Fuerzas políticas primitivas
Cómo entendía el nazismo y fascismo Jorge Luis Borges.
En su lectura del fascismo, Borges hacía hincapié en sus dimensiones inconscientes. Sostenía que, para explicar o, en sus palabras, “razonar” el comportamiento fascista que se observaba en Europa y las Américas había que centrar la atención en esta “profundidad”. En 1944, planteaba la siguiente pregunta retórica: “¿No ha razonado Freud y no ha presentido Walt Whitman que los hombres gozan de poca información acerca de los móviles profundos de su conducta?”.
Al igual que Freud, el escritor argentino relacionaba el inconsciente con la vuelta de lo históricamente reprimido, es decir, con formaciones míticas que se habían reprimido en una etapa primitiva del desarrollo de la civilización, en una etapa precultural. Por lo tanto, en 1944, declaró que el fascismo era “jugar a la barbarie enérgica”. Teniendo en cuenta las grandes críticas al psicoanálisis que expresaba de vez en cuando un Borges cada vez más conservador e incluso autoritario, sobre todo después de la caída del peronismo, en 1955, cuando se ubicó en las antípodas de sus posturas antifascistas anteriores, llama la atención que, en un ensayo de 1944, contrastara el acto de razonar del psicoanálisis con la barbarie fascista.

+ + + + + + +

*CONSIGNA ESCRITA*:
Prolonga el artículo sobre la lectura que Borges hacía del fascismo a partir de su última oración. Los datos no intervienen en esto.

+ + + + + + +

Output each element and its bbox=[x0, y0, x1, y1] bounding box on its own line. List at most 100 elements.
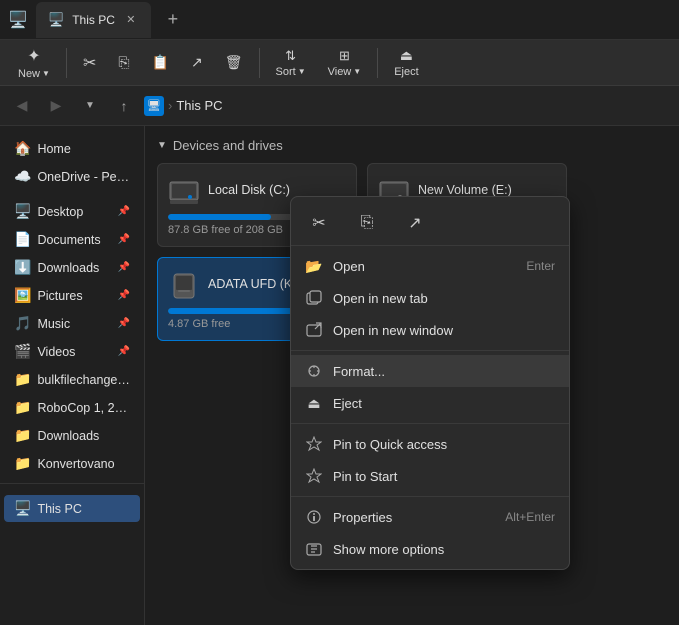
pin-icon: 📌 bbox=[118, 234, 130, 245]
home-icon: 🏠 bbox=[14, 140, 31, 157]
toolbar-sep-1 bbox=[66, 48, 67, 78]
sidebar-item-konvertovano[interactable]: 📁 Konvertovano bbox=[4, 450, 140, 477]
new-icon: ✦ bbox=[27, 46, 40, 66]
section-title: Devices and drives bbox=[173, 138, 283, 153]
active-tab[interactable]: 🖥️ This PC ✕ bbox=[36, 2, 151, 38]
sidebar-item-videos[interactable]: 🎬 Videos 📌 bbox=[4, 338, 140, 365]
sidebar-item-label: RoboCop 1, 2, 3… bbox=[37, 401, 130, 415]
ctx-open-new-tab[interactable]: Open in new tab bbox=[291, 282, 569, 314]
toolbar: ✦ New ▼ ✂ ⎘ 📋 ↗ 🗑 ⇅ Sort ▼ ⊞ View ▼ ⏏ E bbox=[0, 40, 679, 86]
ctx-pin-start-label: Pin to Start bbox=[333, 469, 555, 484]
ctx-share-button[interactable]: ↗ bbox=[399, 207, 431, 239]
sidebar-item-label: Desktop bbox=[37, 205, 111, 219]
tab-icon: 🖥️ bbox=[48, 12, 64, 28]
ctx-format[interactable]: Format... bbox=[291, 355, 569, 387]
section-toggle[interactable]: ▼ bbox=[157, 140, 167, 151]
ctx-pin-quick-label: Pin to Quick access bbox=[333, 437, 555, 452]
ctx-properties-label: Properties bbox=[333, 510, 495, 525]
delete-button[interactable]: 🗑 bbox=[215, 43, 253, 83]
tab-close-button[interactable]: ✕ bbox=[123, 12, 139, 28]
ctx-open-new-tab-label: Open in new tab bbox=[333, 291, 555, 306]
ctx-sep-1 bbox=[291, 350, 569, 351]
ctx-cut-button[interactable]: ✂ bbox=[303, 207, 335, 239]
drive-c-label: Local Disk (C:) bbox=[208, 183, 290, 197]
paste-icon: 📋 bbox=[152, 54, 169, 71]
ctx-format-icon bbox=[305, 362, 323, 380]
sort-icon: ⇅ bbox=[285, 48, 296, 64]
new-tab-button[interactable]: + bbox=[159, 6, 187, 34]
ctx-open-new-window-label: Open in new window bbox=[333, 323, 555, 338]
copy-button[interactable]: ⎘ bbox=[108, 43, 139, 83]
sidebar-item-label: Videos bbox=[37, 345, 111, 359]
sidebar-item-this-pc[interactable]: 🖥️ This PC bbox=[4, 495, 140, 522]
ctx-open-label: Open bbox=[333, 259, 516, 274]
ctx-open[interactable]: 📂 Open Enter bbox=[291, 250, 569, 282]
ctx-show-more-icon bbox=[305, 540, 323, 558]
up-button[interactable]: ↑ bbox=[110, 92, 138, 120]
sidebar-item-downloads2[interactable]: 📁 Downloads bbox=[4, 422, 140, 449]
share-button[interactable]: ↗ bbox=[181, 43, 213, 83]
forward-button[interactable]: ▶ bbox=[42, 92, 70, 120]
copy-icon: ⎘ bbox=[118, 54, 129, 71]
pin-icon: 📌 bbox=[118, 206, 130, 217]
view-dropdown-arrow: ▼ bbox=[353, 67, 361, 76]
address-icon: 🖥 bbox=[144, 96, 164, 116]
toolbar-sep-3 bbox=[377, 48, 378, 78]
sidebar-item-pictures[interactable]: 🖼️ Pictures 📌 bbox=[4, 282, 140, 309]
pin-icon: 📌 bbox=[118, 318, 130, 329]
folder-icon: 📁 bbox=[14, 371, 31, 388]
paste-button[interactable]: 📋 bbox=[142, 43, 179, 83]
ctx-pin-start[interactable]: Pin to Start bbox=[291, 460, 569, 492]
address-path[interactable]: 🖥 › This PC bbox=[144, 96, 223, 116]
ctx-pin-start-icon bbox=[305, 467, 323, 485]
sidebar-item-desktop[interactable]: 🖥️ Desktop 📌 bbox=[4, 198, 140, 225]
delete-icon: 🗑 bbox=[225, 54, 243, 71]
sidebar-item-downloads[interactable]: ⬇️ Downloads 📌 bbox=[4, 254, 140, 281]
sidebar-item-documents[interactable]: 📄 Documents 📌 bbox=[4, 226, 140, 253]
music-icon: 🎵 bbox=[14, 315, 31, 332]
ctx-eject-label: Eject bbox=[333, 396, 555, 411]
cut-button[interactable]: ✂ bbox=[73, 43, 106, 83]
tab-label: This PC bbox=[72, 13, 115, 27]
address-separator: › bbox=[168, 98, 172, 113]
ctx-format-label: Format... bbox=[333, 364, 555, 379]
downloads-icon: ⬇️ bbox=[14, 259, 31, 276]
sidebar-item-label: Home bbox=[37, 142, 130, 156]
sidebar-item-robocop[interactable]: 📁 RoboCop 1, 2, 3… bbox=[4, 394, 140, 421]
sort-button[interactable]: ⇅ Sort ▼ bbox=[266, 43, 316, 83]
ctx-eject[interactable]: ⏏ Eject bbox=[291, 387, 569, 419]
share-icon: ↗ bbox=[191, 54, 203, 71]
title-bar: 🖥️ 🖥️ This PC ✕ + bbox=[0, 0, 679, 40]
cut-icon: ✂ bbox=[83, 53, 96, 73]
ctx-open-new-window[interactable]: Open in new window bbox=[291, 314, 569, 346]
drives-section-header: ▼ Devices and drives bbox=[157, 138, 667, 153]
view-icon: ⊞ bbox=[339, 48, 350, 64]
sort-dropdown-arrow: ▼ bbox=[298, 67, 306, 76]
ctx-pin-quick[interactable]: Pin to Quick access bbox=[291, 428, 569, 460]
sidebar-item-onedrive[interactable]: ☁️ OneDrive - Pers… bbox=[4, 163, 140, 190]
ctx-properties[interactable]: Properties Alt+Enter bbox=[291, 501, 569, 533]
sidebar-item-bulkfilechanger[interactable]: 📁 bulkfilechanger… bbox=[4, 366, 140, 393]
ctx-open-shortcut: Enter bbox=[526, 259, 555, 273]
ctx-open-new-tab-icon bbox=[305, 289, 323, 307]
recent-button[interactable]: ▼ bbox=[76, 92, 104, 120]
pin-icon: 📌 bbox=[118, 290, 130, 301]
sidebar-item-label: OneDrive - Pers… bbox=[37, 170, 130, 184]
address-text: This PC bbox=[176, 98, 222, 113]
eject-button[interactable]: ⏏ Eject bbox=[384, 43, 428, 83]
drive-k-label: ADATA UFD (K:) bbox=[208, 277, 300, 291]
sidebar-item-label: Music bbox=[37, 317, 111, 331]
drive-k-icon bbox=[168, 268, 200, 300]
sidebar-item-home[interactable]: 🏠 Home bbox=[4, 135, 140, 162]
sidebar-item-label: Downloads bbox=[37, 261, 111, 275]
drive-k-fill bbox=[168, 308, 293, 314]
ctx-show-more[interactable]: Show more options bbox=[291, 533, 569, 565]
ctx-copy-button[interactable]: ⎘ bbox=[351, 207, 383, 239]
this-pc-icon: 🖥️ bbox=[14, 500, 31, 517]
ctx-open-icon: 📂 bbox=[305, 257, 323, 275]
back-button[interactable]: ◀ bbox=[8, 92, 36, 120]
view-button[interactable]: ⊞ View ▼ bbox=[318, 43, 372, 83]
new-button[interactable]: ✦ New ▼ bbox=[8, 43, 60, 83]
sidebar: 🏠 Home ☁️ OneDrive - Pers… 🖥️ Desktop 📌 … bbox=[0, 126, 145, 625]
sidebar-item-music[interactable]: 🎵 Music 📌 bbox=[4, 310, 140, 337]
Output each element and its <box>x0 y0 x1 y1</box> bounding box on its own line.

+ + + + + + +

*RESULTADO DEL EJERCICIO*:
Borges abordaba el fascismo con profunda ironía, pero también lo consideraba una fuente de asombro retórico y conceptual. Hacia el final de la Segunda Guerra Mundial, le sorprende el entusiasmo que mostraban los fascistas de Argentina, incluso al percibir que la derrota del nazismo era inminente. Describe ese estado mental fascista como una forma de suspensión de la incredulidad. En literatura, la suspensión de la incredulidad del lector permite que la historia avance; en el fascismo, la suspensión de la incredulidad se vuelve una fuente inagotable para la política; reemplaza el mundo real por ideología y convierte la verdad en mentiras. “El enigmático y notorio entusiasmo de muchos partidarios de Hitler” se explica por el hecho de que “han perdido toda noción de que ésta [la incoherencia] debe justificarse”. En síntesis, como ya había hecho en 1940, Borges rechaza la posibilidad de entablar un diálogo racional con el fascismo. Sin embargo, a diferencia de la típica desestimación antifascista de catalogar el fascismo como meramente absurdo y, por lo tanto, decir que carece de contenido real que se pueda interpretar, Borges presenta a los fascistas como pensadores del tipo equivocado.
Borges no niega que la barbarie pueda pensar e incluso participar de tradiciones intelectuales (hasta hace referencias a las reacciones barbáricas ante las tradiciones occidentales, desde la tradición jesuita hasta Friedrich Nietzsche). Sin embargo, considera que la forma de pensar fascista se vuelve una especie de “razonamiento monstruoso”.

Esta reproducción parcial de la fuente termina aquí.